* Your objective: Put the lines from the start of the items through the line holding "Annotate this image: element", inclusive, into a Markdown table with a "No." column numbering each row and a "Line" column giving the line itself. Leave out any blank lines.

* Records supplied:
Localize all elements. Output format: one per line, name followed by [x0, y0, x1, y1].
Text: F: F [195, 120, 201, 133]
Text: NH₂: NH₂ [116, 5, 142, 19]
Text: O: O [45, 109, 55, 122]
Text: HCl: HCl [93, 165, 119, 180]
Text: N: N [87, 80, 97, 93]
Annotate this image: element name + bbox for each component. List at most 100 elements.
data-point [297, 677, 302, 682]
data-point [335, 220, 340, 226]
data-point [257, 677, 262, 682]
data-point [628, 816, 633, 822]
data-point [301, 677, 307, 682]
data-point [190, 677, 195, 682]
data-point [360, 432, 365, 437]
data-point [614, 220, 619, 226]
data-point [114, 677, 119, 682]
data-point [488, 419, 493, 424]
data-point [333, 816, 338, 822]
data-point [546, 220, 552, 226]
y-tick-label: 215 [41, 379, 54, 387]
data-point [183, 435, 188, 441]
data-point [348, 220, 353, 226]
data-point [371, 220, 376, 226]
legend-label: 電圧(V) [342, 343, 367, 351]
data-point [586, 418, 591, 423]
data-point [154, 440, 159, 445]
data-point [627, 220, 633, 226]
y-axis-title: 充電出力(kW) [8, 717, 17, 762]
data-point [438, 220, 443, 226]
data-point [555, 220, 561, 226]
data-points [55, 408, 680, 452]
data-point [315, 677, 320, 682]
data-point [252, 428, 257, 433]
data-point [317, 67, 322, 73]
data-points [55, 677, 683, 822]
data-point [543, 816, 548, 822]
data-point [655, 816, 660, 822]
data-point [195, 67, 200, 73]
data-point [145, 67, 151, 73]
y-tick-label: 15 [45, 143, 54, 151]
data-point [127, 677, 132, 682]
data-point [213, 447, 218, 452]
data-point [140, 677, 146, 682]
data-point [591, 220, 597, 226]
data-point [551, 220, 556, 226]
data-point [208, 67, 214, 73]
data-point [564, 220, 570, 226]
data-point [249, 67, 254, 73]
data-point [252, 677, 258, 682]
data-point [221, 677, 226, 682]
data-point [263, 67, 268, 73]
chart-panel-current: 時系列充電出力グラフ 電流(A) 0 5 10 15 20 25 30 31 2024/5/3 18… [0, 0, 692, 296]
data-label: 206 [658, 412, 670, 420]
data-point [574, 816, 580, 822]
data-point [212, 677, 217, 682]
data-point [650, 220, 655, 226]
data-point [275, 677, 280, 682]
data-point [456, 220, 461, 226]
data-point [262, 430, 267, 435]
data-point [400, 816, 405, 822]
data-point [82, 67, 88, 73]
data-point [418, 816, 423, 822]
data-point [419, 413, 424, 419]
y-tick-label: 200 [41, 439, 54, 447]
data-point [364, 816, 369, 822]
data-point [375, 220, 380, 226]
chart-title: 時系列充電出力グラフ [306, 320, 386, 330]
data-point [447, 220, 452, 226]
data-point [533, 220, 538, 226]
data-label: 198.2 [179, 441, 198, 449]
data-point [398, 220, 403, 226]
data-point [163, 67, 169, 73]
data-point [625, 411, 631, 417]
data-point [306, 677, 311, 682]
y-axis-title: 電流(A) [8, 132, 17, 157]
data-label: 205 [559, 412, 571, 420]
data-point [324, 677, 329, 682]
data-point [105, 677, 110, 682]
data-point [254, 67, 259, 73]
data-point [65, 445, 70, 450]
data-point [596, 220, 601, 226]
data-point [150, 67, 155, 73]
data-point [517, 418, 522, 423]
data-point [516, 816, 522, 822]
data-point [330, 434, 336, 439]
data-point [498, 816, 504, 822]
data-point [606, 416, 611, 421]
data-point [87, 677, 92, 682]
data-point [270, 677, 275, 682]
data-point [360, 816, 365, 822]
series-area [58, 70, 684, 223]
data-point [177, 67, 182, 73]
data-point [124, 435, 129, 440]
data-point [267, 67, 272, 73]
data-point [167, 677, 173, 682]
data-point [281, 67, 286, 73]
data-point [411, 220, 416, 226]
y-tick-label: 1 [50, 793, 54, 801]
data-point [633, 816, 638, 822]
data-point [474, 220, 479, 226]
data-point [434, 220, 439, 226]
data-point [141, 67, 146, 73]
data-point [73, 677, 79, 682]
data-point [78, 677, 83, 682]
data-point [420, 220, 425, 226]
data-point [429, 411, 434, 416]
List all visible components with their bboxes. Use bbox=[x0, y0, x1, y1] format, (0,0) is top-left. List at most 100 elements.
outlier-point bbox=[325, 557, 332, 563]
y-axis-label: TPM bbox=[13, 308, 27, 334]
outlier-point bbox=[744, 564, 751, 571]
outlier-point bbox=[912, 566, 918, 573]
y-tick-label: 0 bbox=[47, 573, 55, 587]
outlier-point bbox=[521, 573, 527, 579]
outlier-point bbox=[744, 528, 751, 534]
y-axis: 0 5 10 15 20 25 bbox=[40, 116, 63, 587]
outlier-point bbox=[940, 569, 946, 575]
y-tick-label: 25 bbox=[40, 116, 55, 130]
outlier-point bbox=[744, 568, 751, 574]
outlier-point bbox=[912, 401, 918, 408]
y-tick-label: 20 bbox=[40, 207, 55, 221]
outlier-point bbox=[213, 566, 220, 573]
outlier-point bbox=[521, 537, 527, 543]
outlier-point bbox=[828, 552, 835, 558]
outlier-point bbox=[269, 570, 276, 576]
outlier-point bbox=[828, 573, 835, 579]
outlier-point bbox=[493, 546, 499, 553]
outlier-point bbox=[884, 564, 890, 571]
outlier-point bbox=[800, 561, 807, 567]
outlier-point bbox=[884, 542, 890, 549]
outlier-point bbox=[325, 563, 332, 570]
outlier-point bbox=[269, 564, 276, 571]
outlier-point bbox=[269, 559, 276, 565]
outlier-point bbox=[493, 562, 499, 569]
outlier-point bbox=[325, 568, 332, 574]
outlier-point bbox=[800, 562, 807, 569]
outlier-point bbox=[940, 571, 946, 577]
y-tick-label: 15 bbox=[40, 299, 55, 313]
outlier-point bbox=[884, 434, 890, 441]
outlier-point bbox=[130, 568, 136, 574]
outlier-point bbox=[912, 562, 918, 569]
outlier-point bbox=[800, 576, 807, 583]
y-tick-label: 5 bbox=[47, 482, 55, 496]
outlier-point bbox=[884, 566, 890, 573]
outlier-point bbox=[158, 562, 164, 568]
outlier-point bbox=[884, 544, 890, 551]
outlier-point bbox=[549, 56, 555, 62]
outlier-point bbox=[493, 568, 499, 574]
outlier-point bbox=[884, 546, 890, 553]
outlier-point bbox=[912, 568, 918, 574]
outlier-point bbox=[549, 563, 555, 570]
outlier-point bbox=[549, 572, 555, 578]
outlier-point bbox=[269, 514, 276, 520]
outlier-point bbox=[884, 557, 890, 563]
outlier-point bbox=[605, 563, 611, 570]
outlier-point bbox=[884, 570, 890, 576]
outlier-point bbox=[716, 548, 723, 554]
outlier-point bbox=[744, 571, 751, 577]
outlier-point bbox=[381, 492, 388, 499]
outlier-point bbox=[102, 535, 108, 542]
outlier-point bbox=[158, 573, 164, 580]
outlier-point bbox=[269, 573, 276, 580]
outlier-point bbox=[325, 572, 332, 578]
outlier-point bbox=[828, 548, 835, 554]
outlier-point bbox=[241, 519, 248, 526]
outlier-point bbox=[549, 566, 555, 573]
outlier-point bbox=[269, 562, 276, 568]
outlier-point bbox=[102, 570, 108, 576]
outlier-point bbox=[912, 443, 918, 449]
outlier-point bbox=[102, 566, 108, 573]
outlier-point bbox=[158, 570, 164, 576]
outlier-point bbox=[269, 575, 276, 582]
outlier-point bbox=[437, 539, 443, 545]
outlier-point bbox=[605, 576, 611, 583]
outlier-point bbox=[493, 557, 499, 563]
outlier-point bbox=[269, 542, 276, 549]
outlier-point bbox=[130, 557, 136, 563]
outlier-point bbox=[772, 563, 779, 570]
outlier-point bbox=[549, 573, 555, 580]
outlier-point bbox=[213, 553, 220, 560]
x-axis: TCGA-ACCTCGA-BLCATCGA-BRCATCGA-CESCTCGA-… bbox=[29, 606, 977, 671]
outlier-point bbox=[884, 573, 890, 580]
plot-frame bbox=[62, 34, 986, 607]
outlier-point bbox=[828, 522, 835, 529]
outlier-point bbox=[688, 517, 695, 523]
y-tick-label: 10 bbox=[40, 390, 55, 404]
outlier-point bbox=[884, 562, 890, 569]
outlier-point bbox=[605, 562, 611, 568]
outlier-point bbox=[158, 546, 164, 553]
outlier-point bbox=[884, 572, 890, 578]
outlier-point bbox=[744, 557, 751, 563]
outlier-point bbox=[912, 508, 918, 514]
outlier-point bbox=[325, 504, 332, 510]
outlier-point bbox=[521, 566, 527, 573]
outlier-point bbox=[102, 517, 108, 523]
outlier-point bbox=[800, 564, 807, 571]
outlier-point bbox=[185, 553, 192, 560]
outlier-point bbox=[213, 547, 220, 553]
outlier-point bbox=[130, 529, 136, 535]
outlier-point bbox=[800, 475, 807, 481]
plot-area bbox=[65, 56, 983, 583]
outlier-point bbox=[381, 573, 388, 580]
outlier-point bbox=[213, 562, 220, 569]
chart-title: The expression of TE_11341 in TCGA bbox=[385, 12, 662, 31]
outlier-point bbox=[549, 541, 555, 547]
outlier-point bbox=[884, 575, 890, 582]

* Exercise output:
| No. | Line |
|---|---|
| 1 | Localize all elements. Output format: one per line, name followed by [x0, y0, x1, y1]. |
| 2 | Text: F: F [195, 120, 201, 133] |
| 3 | Text: NH₂: NH₂ [116, 5, 142, 19] |
| 4 | Text: O: O [45, 109, 55, 122] |
| 5 | Text: HCl: HCl [93, 165, 119, 180] |
| 6 | Text: N: N [87, 80, 97, 93] |
| 7 | Annotate this image: element name + bbox for each component. List at most 100 elements. |